#### Exercise details
Output the material below in full, exactly as it is.

#### Supplied material
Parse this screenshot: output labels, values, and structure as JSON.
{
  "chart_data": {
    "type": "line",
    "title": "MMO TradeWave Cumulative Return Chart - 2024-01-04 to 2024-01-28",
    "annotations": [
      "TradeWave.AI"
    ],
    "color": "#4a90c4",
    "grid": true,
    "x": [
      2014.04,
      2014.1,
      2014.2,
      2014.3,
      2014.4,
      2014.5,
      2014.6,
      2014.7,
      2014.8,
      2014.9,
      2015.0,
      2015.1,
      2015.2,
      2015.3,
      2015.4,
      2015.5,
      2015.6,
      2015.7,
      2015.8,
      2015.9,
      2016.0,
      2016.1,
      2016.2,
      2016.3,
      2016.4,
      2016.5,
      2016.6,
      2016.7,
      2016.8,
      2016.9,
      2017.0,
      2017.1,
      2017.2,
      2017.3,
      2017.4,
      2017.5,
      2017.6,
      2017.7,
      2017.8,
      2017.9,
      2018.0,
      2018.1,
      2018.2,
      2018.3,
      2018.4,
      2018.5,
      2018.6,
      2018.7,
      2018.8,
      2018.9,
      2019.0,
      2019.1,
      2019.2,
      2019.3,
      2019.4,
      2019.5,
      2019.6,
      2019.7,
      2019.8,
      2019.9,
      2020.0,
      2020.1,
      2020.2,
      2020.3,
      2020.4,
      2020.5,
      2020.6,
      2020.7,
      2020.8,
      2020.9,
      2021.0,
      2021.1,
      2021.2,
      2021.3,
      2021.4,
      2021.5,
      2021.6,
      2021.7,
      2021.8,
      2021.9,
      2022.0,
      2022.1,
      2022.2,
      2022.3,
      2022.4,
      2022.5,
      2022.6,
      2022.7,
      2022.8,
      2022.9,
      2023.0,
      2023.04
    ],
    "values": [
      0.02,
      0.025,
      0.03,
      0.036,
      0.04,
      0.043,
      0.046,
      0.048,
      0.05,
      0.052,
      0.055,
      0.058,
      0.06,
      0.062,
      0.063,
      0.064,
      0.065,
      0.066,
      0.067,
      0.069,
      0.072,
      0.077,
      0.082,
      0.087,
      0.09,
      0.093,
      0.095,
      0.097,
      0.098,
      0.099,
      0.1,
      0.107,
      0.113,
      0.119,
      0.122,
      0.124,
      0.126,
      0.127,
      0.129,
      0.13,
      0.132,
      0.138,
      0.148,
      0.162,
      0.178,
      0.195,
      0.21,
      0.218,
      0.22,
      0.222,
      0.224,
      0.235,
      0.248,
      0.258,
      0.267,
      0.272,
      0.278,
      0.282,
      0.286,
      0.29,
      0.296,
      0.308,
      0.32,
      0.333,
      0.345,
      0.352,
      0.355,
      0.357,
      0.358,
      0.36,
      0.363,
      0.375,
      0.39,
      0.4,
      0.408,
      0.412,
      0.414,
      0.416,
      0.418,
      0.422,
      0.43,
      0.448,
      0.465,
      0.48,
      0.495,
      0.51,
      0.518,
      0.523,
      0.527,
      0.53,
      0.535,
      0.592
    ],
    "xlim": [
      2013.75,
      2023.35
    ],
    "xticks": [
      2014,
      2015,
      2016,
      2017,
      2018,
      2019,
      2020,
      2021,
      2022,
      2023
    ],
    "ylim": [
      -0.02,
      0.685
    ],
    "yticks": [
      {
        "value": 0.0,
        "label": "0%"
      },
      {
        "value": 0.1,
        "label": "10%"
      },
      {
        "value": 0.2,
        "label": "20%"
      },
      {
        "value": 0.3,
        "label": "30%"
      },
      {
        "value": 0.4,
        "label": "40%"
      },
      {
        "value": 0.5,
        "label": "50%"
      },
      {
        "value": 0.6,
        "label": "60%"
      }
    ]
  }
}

#### Right answer
Parse this screenshot: output labels, values, and structure as JSON.
{
  "chart_data": {
    "type": "line",
    "title": "MMO TradeWave Cumulative Return Chart - 2024-01-04 to 2024-01-28",
    "annotations": [
      "TradeWave.AI"
    ],
    "color": "#4a90c4",
    "grid": true,
    "x": [
      2014.04,
      2014.1,
      2014.2,
      2014.3,
      2014.4,
      2014.5,
      2014.6,
      2014.7,
      2014.8,
      2014.9,
      2015.0,
      2015.1,
      2015.2,
      2015.3,
      2015.4,
      2015.5,
      2015.6,
      2015.7,
      2015.8,
      2015.9,
      2016.0,
      2016.1,
      2016.2,
      2016.3,
      2016.4,
      2016.5,
      2016.6,
      2016.7,
      2016.8,
      2016.9,
      2017.0,
      2017.1,
      2017.2,
      2017.3,
      2017.4,
      2017.5,
      2017.6,
      2017.7,
      2017.8,
      2017.9,
      2018.0,
      2018.1,
      2018.2,
      2018.3,
      2018.4,
      2018.5,
      2018.6,
      2018.7,
      2018.8,
      2018.9,
      2019.0,
      2019.1,
      2019.2,
      2019.3,
      2019.4,
      2019.5,
      2019.6,
      2019.7,
      2019.8,
      2019.9,
      2020.0,
      2020.1,
      2020.2,
      2020.3,
      2020.4,
      2020.5,
      2020.6,
      2020.7,
      2020.8,
      2020.9,
      2021.0,
      2021.1,
      2021.2,
      2021.3,
      2021.4,
      2021.5,
      2021.6,
      2021.7,
      2021.8,
      2021.9,
      2022.0,
      2022.1,
      2022.2,
      2022.3,
      2022.4,
      2022.5,
      2022.6,
      2022.7,
      2022.8,
      2022.9,
      2023.0,
      2023.04
    ],
    "values": [
      0.02,
      0.025,
      0.03,
      0.036,
      0.04,
      0.043,
      0.046,
      0.048,
      0.05,
      0.052,
      0.055,
      0.058,
      0.06,
      0.062,
      0.063,
      0.064,
      0.065,
      0.066,
      0.067,
      0.069,
      0.072,
      0.077,
      0.082,
      0.087,
      0.09,
      0.093,
      0.095,
      0.097,
      0.098,
      0.099,
      0.1,
      0.107,
      0.113,
      0.119,
      0.122,
      0.124,
      0.126,
      0.127,
      0.129,
      0.13,
      0.132,
      0.138,
      0.148,
      0.162,
      0.178,
      0.195,
      0.21,
      0.218,
      0.22,
      0.222,
      0.224,
      0.235,
      0.248,
      0.258,
      0.267,
      0.272,
      0.278,
      0.282,
      0.286,
      0.29,
      0.296,
      0.308,
      0.32,
      0.333,
      0.345,
      0.352,
      0.355,
      0.357,
      0.358,
      0.36,
      0.363,
      0.375,
      0.39,
      0.4,
      0.408,
      0.412,
      0.414,
      0.416,
      0.418,
      0.422,
      0.43,
      0.448,
      0.465,
      0.48,
      0.495,
      0.51,
      0.518,
      0.523,
      0.527,
      0.53,
      0.535,
      0.592
    ],
    "xlim": [
      2013.75,
      2023.35
    ],
    "xticks": [
      2014,
      2015,
      2016,
      2017,
      2018,
      2019,
      2020,
      2021,
      2022,
      2023
    ],
    "ylim": [
      -0.02,
      0.685
    ],
    "yticks": [
      {
        "value": 0.0,
        "label": "0%"
      },
      {
        "value": 0.1,
        "label": "10%"
      },
      {
        "value": 0.2,
        "label": "20%"
      },
      {
        "value": 0.3,
        "label": "30%"
      },
      {
        "value": 0.4,
        "label": "40%"
      },
      {
        "value": 0.5,
        "label": "50%"
      },
      {
        "value": 0.6,
        "label": "60%"
      }
    ]
  }
}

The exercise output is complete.